• WHAT TO PRODUCE: Write out the listing below again, replacing every "bar-prev" with "bar-previous" and leaving everything else unchanged.

• SOURCE DATA:
════════

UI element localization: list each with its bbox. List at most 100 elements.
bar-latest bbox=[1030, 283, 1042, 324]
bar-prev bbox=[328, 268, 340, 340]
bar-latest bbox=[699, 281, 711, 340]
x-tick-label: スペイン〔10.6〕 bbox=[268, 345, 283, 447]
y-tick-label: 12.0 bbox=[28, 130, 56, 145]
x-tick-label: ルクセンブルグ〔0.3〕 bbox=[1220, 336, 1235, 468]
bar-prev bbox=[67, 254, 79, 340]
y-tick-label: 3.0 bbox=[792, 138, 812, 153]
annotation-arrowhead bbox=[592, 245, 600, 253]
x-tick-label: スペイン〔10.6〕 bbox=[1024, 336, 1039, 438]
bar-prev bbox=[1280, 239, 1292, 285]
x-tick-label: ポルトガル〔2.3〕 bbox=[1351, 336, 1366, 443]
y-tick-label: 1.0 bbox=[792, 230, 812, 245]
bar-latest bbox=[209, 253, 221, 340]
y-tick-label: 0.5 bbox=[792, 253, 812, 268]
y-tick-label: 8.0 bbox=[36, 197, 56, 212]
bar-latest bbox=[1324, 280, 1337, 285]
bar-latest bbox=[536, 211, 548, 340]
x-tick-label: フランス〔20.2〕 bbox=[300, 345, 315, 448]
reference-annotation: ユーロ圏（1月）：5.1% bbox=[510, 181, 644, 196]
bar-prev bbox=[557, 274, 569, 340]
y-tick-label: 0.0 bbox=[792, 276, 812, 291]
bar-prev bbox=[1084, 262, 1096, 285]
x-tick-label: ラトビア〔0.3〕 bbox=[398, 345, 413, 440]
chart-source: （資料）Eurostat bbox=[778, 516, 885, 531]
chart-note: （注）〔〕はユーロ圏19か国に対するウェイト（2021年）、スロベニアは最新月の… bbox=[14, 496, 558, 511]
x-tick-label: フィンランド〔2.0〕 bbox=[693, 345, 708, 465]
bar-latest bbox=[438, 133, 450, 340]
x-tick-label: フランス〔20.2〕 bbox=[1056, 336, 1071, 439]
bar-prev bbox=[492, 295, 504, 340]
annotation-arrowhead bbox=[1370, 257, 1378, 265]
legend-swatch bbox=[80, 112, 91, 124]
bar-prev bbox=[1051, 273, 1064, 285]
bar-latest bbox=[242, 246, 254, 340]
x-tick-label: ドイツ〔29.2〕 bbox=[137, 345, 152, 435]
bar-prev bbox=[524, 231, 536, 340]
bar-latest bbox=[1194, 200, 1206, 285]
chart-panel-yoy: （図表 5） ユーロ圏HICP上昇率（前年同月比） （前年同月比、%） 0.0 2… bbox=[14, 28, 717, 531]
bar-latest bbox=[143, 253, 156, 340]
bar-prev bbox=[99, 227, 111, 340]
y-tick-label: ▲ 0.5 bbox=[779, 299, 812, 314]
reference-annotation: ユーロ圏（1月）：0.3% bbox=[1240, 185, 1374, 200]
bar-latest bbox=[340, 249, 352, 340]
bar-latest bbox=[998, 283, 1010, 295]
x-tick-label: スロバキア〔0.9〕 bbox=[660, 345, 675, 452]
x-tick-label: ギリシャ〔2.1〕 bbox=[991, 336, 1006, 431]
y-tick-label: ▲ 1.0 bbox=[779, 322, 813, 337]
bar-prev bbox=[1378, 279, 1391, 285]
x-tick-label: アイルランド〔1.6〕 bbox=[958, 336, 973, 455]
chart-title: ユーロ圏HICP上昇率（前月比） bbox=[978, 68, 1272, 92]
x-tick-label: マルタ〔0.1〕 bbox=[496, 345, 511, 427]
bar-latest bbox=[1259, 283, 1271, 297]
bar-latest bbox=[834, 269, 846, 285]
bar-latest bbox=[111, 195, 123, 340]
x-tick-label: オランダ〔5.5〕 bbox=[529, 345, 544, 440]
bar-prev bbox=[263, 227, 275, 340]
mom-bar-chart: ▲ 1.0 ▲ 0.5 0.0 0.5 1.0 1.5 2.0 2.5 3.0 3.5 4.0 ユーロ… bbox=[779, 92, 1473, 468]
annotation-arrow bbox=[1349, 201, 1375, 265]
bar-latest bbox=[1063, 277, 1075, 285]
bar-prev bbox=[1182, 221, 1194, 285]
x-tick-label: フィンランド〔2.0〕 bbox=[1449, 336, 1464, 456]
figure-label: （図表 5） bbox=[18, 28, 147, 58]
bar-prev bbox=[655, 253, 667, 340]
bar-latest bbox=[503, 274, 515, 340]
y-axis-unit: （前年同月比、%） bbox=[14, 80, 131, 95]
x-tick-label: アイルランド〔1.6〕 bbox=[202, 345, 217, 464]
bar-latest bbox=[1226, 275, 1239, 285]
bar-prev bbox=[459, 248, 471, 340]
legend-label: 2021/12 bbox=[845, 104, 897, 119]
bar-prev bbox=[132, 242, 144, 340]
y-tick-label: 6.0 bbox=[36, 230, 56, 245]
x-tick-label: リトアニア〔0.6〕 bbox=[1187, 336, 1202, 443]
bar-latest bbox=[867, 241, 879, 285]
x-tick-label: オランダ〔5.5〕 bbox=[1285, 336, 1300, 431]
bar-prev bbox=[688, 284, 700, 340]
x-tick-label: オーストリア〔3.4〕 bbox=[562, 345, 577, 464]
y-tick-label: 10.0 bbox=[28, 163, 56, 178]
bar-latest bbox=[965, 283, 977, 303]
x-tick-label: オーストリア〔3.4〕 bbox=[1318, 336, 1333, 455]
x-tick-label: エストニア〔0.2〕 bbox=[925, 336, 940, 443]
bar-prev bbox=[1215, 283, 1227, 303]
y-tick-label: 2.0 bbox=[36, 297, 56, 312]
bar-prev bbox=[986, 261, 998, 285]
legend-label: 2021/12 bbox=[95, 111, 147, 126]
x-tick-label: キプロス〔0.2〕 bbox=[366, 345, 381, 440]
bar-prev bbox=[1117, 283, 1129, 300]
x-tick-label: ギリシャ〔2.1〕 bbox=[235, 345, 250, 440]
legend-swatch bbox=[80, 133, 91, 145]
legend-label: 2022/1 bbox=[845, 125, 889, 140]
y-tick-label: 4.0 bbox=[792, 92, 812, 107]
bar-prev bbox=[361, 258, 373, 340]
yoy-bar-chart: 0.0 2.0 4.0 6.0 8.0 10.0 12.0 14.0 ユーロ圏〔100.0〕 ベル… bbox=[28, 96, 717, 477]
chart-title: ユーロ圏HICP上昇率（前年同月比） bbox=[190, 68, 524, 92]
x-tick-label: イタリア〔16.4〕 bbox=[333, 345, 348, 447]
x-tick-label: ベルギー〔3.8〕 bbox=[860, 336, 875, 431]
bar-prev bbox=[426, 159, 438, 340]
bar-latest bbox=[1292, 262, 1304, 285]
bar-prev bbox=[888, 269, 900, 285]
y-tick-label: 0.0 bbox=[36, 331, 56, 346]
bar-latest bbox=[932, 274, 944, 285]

════════

• TASK OUTPUT:
UI element localization: list each with its bbox. List at most 100 elements.
bar-latest bbox=[1030, 283, 1042, 324]
bar-previous bbox=[328, 268, 340, 340]
bar-latest bbox=[699, 281, 711, 340]
x-tick-label: スペイン〔10.6〕 bbox=[268, 345, 283, 447]
y-tick-label: 12.0 bbox=[28, 130, 56, 145]
x-tick-label: ルクセンブルグ〔0.3〕 bbox=[1220, 336, 1235, 468]
bar-previous bbox=[67, 254, 79, 340]
y-tick-label: 3.0 bbox=[792, 138, 812, 153]
annotation-arrowhead bbox=[592, 245, 600, 253]
x-tick-label: スペイン〔10.6〕 bbox=[1024, 336, 1039, 438]
bar-previous bbox=[1280, 239, 1292, 285]
x-tick-label: ポルトガル〔2.3〕 bbox=[1351, 336, 1366, 443]
y-tick-label: 1.0 bbox=[792, 230, 812, 245]
bar-latest bbox=[209, 253, 221, 340]
y-tick-label: 0.5 bbox=[792, 253, 812, 268]
y-tick-label: 8.0 bbox=[36, 197, 56, 212]
bar-latest bbox=[1324, 280, 1337, 285]
bar-latest bbox=[536, 211, 548, 340]
x-tick-label: フランス〔20.2〕 bbox=[300, 345, 315, 448]
reference-annotation: ユーロ圏（1月）：5.1% bbox=[510, 181, 644, 196]
bar-previous bbox=[557, 274, 569, 340]
y-tick-label: 0.0 bbox=[792, 276, 812, 291]
bar-previous bbox=[1084, 262, 1096, 285]
x-tick-label: ラトビア〔0.3〕 bbox=[398, 345, 413, 440]
chart-source: （資料）Eurostat bbox=[778, 516, 885, 531]
chart-note: （注）〔〕はユーロ圏19か国に対するウェイト（2021年）、スロベニアは最新月の… bbox=[14, 496, 558, 511]
x-tick-label: フィンランド〔2.0〕 bbox=[693, 345, 708, 465]
bar-latest bbox=[438, 133, 450, 340]
x-tick-label: フランス〔20.2〕 bbox=[1056, 336, 1071, 439]
bar-previous bbox=[492, 295, 504, 340]
annotation-arrowhead bbox=[1370, 257, 1378, 265]
legend-swatch bbox=[80, 112, 91, 124]
bar-previous bbox=[1051, 273, 1064, 285]
bar-latest bbox=[242, 246, 254, 340]
x-tick-label: ドイツ〔29.2〕 bbox=[137, 345, 152, 435]
bar-previous bbox=[524, 231, 536, 340]
bar-latest bbox=[1194, 200, 1206, 285]
chart-panel-yoy: （図表 5） ユーロ圏HICP上昇率（前年同月比） （前年同月比、%） 0.0 2… bbox=[14, 28, 717, 531]
bar-latest bbox=[143, 253, 156, 340]
bar-previous bbox=[99, 227, 111, 340]
y-tick-label: ▲ 0.5 bbox=[779, 299, 812, 314]
reference-annotation: ユーロ圏（1月）：0.3% bbox=[1240, 185, 1374, 200]
bar-latest bbox=[340, 249, 352, 340]
bar-latest bbox=[998, 283, 1010, 295]
x-tick-label: スロバキア〔0.9〕 bbox=[660, 345, 675, 452]
x-tick-label: ギリシャ〔2.1〕 bbox=[991, 336, 1006, 431]
y-tick-label: ▲ 1.0 bbox=[779, 322, 813, 337]
bar-previous bbox=[1378, 279, 1391, 285]
x-tick-label: アイルランド〔1.6〕 bbox=[958, 336, 973, 455]
chart-title: ユーロ圏HICP上昇率（前月比） bbox=[978, 68, 1272, 92]
x-tick-label: マルタ〔0.1〕 bbox=[496, 345, 511, 427]
bar-latest bbox=[1259, 283, 1271, 297]
bar-latest bbox=[834, 269, 846, 285]
bar-latest bbox=[111, 195, 123, 340]
x-tick-label: オランダ〔5.5〕 bbox=[529, 345, 544, 440]
bar-previous bbox=[263, 227, 275, 340]
mom-bar-chart: ▲ 1.0 ▲ 0.5 0.0 0.5 1.0 1.5 2.0 2.5 3.0 3.5 4.0 ユーロ… bbox=[779, 92, 1473, 468]
annotation-arrow bbox=[1349, 201, 1375, 265]
bar-latest bbox=[1063, 277, 1075, 285]
bar-previous bbox=[1182, 221, 1194, 285]
x-tick-label: フィンランド〔2.0〕 bbox=[1449, 336, 1464, 456]
figure-label: （図表 5） bbox=[18, 28, 147, 58]
bar-previous bbox=[655, 253, 667, 340]
bar-latest bbox=[503, 274, 515, 340]
y-axis-unit: （前年同月比、%） bbox=[14, 80, 131, 95]
x-tick-label: アイルランド〔1.6〕 bbox=[202, 345, 217, 464]
bar-latest bbox=[1226, 275, 1239, 285]
bar-previous bbox=[459, 248, 471, 340]
legend-label: 2021/12 bbox=[845, 104, 897, 119]
bar-previous bbox=[132, 242, 144, 340]
y-tick-label: 6.0 bbox=[36, 230, 56, 245]
x-tick-label: リトアニア〔0.6〕 bbox=[1187, 336, 1202, 443]
bar-latest bbox=[867, 241, 879, 285]
x-tick-label: オランダ〔5.5〕 bbox=[1285, 336, 1300, 431]
bar-previous bbox=[688, 284, 700, 340]
x-tick-label: オーストリア〔3.4〕 bbox=[562, 345, 577, 464]
y-tick-label: 10.0 bbox=[28, 163, 56, 178]
bar-latest bbox=[965, 283, 977, 303]
x-tick-label: オーストリア〔3.4〕 bbox=[1318, 336, 1333, 455]
x-tick-label: エストニア〔0.2〕 bbox=[925, 336, 940, 443]
bar-previous bbox=[1215, 283, 1227, 303]
y-tick-label: 2.0 bbox=[36, 297, 56, 312]
bar-previous bbox=[986, 261, 998, 285]
legend-label: 2021/12 bbox=[95, 111, 147, 126]
x-tick-label: キプロス〔0.2〕 bbox=[366, 345, 381, 440]
bar-previous bbox=[1117, 283, 1129, 300]
x-tick-label: ギリシャ〔2.1〕 bbox=[235, 345, 250, 440]
legend-swatch bbox=[80, 133, 91, 145]
legend-label: 2022/1 bbox=[845, 125, 889, 140]
y-tick-label: 4.0 bbox=[792, 92, 812, 107]
bar-previous bbox=[361, 258, 373, 340]
yoy-bar-chart: 0.0 2.0 4.0 6.0 8.0 10.0 12.0 14.0 ユーロ圏〔100.0〕 ベル… bbox=[28, 96, 717, 477]
chart-title: ユーロ圏HICP上昇率（前年同月比） bbox=[190, 68, 524, 92]
x-tick-label: イタリア〔16.4〕 bbox=[333, 345, 348, 447]
x-tick-label: ベルギー〔3.8〕 bbox=[860, 336, 875, 431]
bar-previous bbox=[426, 159, 438, 340]
bar-latest bbox=[1292, 262, 1304, 285]
bar-previous bbox=[888, 269, 900, 285]
y-tick-label: 0.0 bbox=[36, 331, 56, 346]
bar-latest bbox=[932, 274, 944, 285]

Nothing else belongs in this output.